EXTRACTED TEXT:
--


  6. Brandon Watson
    August 13, 2007 @ 8:24 pm

    Yes, some uber-sophisticates (cough… Brandon… cough) will challenge this sort of inference, but not to worry – just about every obvious necessary truth (and every properly basic belief) has been so challenged. Carry on, using the mind God gave you.

    🙂

    Actually I wouldn’t reject that particular inference; I would reject the inference underlying the objection to it. Although I don’t like the term ‘individual’, since I think the only thing it could mean in such an inference is “something counted as one,” which is a weaker sense than we usually use the term for, and weaker than Swinburne apparently intends.

  7. Joseph Jedwab
    August 13, 2007 @ 3:52 pm

    Dear Dale,

    Here are four quick points.

    1. One needn’t use the indiscernibility of identicals. The Cappadocians standardized trinitarian terminology, saying the Father, Son, and Spirit are ‘three hypostaseis with one ousia’. Their pro-Nicene theology and terminology was a key influence on the first council of Constantinople: the second ecumenical council. The way they interpret these terms strongly suggests that the divine Persons are three divine individuals who share one divine nature.

    2. There’s reason to think that a God is any divine substance and that a divine substance is any substance that has the divine properties and that any substance is an independent individual, in the sense of an individual that can exist without anything that isn’t part of it. In this sense, there’s one God, the collective whose members are all and only the divine individuals. But in this sense, no divine individual is (a) God. Question: do we want there to be any sense in which no divine individual is a God?

    3. This means Swinburne must make a distinction between a divine individual and a God. Indeed, on his view, nothing is both. And he must attribute ambiguity to the Athanasian Creed when it says ‘the Father is God, the Son is God, and the Holy Spirit is God, and yet there are not three gods but there is one God’. This must mean, on his take, each of Father, Son, and Spirit is a divine individual (but not an independent divine being), yet there aren’t three independent divine beings (but there are three divine individuals) but there’s one independent divine being (but there’s not only one divine individual). If so, the claims ‘there’s one God’ and ‘there’re three gods’ are ambiguous. On one reading, (that of a God is an independent divine being) for him, the first is true and the second false. And on another reading, (that of a God is a divine individual) for him, the first is false and the second true. Question: do we want there to be any reading of these claims where the first is false and the second true?

--

Structured page parsing data:
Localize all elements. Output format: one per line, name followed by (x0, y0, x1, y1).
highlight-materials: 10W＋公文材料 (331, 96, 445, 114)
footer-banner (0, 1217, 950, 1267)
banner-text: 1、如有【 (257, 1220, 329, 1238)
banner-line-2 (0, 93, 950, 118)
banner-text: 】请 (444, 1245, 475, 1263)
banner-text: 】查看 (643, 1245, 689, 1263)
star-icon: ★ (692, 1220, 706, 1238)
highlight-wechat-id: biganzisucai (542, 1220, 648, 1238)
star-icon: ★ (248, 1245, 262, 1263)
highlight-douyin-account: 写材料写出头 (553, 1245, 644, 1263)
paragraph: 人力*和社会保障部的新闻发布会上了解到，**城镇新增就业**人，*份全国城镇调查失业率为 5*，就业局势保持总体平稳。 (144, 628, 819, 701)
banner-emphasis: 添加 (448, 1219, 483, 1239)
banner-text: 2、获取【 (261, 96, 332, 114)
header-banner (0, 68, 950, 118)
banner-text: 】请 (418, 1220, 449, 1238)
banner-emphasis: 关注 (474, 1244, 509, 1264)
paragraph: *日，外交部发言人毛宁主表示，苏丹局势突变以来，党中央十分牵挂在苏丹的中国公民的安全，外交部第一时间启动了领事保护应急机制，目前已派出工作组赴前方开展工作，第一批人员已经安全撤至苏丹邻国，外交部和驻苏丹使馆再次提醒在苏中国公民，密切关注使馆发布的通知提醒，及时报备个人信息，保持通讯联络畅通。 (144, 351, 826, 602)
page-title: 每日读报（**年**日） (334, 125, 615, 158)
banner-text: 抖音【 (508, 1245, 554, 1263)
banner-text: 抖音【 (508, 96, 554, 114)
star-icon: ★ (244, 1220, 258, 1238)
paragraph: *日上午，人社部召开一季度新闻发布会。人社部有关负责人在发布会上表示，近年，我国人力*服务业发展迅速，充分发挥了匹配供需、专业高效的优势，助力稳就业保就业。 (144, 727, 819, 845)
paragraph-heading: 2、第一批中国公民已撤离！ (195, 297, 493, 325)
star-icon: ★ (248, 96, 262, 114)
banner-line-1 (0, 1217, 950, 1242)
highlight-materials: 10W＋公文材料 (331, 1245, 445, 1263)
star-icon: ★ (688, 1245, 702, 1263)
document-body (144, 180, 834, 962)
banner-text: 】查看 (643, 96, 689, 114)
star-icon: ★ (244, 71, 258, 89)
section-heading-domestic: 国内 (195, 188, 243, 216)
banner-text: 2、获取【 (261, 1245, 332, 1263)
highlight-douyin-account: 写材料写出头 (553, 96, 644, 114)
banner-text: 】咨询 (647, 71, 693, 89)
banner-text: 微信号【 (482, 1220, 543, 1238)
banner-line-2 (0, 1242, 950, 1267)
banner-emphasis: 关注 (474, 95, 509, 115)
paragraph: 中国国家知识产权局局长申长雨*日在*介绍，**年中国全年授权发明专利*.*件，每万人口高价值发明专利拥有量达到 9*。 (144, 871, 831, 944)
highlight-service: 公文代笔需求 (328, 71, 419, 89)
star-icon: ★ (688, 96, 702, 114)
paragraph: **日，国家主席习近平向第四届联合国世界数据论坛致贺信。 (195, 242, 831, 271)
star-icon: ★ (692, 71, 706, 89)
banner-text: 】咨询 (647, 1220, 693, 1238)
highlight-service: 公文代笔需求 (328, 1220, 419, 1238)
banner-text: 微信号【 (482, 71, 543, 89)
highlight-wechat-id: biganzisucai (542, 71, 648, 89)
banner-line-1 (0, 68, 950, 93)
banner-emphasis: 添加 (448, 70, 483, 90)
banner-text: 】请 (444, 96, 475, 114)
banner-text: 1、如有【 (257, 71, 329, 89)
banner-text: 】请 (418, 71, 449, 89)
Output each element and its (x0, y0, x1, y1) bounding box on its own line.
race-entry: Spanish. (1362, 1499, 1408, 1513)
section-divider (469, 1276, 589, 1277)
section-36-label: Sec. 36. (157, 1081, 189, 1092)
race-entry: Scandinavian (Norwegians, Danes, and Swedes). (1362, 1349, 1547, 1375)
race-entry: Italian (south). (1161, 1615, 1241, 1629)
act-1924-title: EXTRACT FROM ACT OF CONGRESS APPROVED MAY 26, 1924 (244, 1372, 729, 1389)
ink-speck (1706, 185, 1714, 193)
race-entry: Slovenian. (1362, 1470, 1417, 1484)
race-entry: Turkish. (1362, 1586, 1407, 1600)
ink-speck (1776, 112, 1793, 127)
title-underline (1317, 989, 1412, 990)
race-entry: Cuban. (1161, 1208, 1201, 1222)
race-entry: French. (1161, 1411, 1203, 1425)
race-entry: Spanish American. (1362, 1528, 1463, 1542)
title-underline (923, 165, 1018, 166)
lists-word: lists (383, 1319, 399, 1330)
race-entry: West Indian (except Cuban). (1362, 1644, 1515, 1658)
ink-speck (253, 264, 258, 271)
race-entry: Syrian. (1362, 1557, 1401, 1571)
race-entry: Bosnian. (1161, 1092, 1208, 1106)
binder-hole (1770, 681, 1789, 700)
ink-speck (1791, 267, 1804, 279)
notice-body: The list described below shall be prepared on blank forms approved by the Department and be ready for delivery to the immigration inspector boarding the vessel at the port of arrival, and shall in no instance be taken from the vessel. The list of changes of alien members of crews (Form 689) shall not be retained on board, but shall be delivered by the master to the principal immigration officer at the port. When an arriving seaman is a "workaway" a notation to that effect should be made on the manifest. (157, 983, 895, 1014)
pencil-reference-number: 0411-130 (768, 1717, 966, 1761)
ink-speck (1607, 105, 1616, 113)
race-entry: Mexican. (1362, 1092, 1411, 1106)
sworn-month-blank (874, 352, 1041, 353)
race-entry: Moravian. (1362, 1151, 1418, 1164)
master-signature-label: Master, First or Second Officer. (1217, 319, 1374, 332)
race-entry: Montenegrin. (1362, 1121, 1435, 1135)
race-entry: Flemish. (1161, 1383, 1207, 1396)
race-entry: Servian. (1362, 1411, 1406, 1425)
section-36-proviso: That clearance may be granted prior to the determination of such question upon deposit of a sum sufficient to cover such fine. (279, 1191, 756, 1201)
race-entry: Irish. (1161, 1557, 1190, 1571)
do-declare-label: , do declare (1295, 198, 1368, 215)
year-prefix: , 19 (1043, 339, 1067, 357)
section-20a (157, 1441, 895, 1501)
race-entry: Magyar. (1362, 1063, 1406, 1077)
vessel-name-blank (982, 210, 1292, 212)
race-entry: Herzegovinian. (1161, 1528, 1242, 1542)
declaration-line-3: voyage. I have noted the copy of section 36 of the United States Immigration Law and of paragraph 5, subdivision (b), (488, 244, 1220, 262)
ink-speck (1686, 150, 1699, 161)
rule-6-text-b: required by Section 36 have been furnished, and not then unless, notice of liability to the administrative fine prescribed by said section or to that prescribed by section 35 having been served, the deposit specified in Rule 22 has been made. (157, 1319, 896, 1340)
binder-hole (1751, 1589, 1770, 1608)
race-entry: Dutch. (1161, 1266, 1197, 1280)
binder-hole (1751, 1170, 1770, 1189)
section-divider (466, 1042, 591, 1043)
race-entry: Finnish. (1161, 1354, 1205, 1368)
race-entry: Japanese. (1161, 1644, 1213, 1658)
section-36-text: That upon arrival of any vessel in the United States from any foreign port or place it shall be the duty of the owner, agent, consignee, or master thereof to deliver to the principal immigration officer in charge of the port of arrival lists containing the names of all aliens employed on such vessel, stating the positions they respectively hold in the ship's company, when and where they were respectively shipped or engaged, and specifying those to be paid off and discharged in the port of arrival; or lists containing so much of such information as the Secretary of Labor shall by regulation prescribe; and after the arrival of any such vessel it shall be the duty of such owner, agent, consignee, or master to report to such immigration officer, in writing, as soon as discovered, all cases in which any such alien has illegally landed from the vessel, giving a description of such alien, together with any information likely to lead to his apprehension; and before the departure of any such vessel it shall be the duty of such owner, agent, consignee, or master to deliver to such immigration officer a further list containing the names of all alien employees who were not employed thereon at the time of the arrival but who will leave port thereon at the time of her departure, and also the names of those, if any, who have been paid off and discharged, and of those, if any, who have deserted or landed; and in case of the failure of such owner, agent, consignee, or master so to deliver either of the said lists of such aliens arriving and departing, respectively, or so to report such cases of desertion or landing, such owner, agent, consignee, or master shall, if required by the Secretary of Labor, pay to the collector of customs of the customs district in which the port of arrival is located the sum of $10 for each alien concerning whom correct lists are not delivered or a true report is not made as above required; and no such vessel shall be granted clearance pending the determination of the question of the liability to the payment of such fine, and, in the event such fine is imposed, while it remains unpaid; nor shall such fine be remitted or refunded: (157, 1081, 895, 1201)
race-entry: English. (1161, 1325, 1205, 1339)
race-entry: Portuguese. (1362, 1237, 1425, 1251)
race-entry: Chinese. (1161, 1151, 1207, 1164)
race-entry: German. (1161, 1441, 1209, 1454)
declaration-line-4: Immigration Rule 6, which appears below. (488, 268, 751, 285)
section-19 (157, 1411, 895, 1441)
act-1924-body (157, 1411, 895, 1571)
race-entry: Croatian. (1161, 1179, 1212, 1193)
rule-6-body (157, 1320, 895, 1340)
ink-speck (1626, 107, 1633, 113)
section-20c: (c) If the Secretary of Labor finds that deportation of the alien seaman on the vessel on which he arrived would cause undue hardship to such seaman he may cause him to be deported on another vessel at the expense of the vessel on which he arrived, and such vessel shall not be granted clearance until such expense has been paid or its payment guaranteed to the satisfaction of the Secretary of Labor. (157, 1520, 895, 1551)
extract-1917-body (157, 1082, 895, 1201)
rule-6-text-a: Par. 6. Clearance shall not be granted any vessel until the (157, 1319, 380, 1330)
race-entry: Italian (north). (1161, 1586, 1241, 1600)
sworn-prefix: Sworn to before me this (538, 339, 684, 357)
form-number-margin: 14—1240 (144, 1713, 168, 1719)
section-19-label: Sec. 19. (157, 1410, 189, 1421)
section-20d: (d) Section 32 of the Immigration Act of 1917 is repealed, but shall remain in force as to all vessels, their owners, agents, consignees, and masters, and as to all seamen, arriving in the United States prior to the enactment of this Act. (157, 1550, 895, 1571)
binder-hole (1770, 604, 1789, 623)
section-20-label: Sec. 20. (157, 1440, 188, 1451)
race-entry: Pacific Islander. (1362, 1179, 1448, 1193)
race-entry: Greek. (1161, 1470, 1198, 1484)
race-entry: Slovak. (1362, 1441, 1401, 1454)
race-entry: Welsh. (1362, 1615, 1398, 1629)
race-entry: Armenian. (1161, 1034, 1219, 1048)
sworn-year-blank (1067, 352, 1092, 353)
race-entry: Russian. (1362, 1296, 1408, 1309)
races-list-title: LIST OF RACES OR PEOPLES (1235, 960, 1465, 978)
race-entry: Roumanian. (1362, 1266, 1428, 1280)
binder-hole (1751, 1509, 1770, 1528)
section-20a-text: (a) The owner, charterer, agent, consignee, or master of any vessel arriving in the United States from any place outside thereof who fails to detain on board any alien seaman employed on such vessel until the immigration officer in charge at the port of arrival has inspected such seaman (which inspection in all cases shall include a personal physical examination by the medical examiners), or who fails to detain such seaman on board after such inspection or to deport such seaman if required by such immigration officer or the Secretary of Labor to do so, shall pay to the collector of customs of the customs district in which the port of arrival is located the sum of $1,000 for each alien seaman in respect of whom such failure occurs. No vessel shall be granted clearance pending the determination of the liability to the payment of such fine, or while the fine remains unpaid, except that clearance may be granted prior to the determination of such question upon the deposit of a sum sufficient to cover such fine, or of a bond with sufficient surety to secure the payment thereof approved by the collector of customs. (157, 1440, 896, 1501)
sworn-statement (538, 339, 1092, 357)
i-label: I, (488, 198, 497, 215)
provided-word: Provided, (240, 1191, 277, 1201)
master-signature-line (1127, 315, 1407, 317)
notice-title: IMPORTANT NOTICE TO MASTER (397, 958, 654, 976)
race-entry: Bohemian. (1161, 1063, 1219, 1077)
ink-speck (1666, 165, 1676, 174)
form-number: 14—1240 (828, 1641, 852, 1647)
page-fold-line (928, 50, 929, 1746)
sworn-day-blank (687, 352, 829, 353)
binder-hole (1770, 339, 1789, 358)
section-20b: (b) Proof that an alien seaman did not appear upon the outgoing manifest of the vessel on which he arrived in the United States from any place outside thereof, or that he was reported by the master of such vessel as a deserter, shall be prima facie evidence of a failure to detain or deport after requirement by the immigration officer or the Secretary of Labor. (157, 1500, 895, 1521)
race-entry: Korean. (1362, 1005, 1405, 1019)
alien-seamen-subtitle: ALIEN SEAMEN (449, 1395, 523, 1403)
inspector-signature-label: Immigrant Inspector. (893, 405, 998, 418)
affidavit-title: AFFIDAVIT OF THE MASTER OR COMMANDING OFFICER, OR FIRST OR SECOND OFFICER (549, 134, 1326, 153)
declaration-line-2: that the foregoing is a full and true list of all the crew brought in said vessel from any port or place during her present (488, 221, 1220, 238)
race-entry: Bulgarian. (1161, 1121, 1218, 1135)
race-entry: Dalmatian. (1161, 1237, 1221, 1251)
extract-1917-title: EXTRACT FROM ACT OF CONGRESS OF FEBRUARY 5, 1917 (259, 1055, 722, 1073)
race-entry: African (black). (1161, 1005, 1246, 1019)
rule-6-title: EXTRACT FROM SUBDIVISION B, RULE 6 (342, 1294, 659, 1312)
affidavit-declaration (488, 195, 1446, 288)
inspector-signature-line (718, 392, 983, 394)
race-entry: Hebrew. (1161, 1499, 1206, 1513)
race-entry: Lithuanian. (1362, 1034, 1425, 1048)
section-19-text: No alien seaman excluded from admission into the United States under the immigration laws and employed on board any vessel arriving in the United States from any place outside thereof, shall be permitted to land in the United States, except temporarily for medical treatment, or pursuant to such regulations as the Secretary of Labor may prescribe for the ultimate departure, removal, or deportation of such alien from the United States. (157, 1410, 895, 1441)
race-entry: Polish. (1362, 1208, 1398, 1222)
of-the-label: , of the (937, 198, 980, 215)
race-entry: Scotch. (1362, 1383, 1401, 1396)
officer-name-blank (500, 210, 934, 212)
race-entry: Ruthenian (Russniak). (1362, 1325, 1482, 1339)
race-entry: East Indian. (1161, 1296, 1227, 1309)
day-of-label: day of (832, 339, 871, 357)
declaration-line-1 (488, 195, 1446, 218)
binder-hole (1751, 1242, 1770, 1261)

--

In the comments on the Trinity, why does Brandon Watson say he doesn't like the term 'individual'?

EXERCISE ANSWER: He thinks the only thing "individual" could mean in such an inference is "something counted as one." That sense is weaker than the one the term usually carries, and weaker than the one Swinburne apparently intends.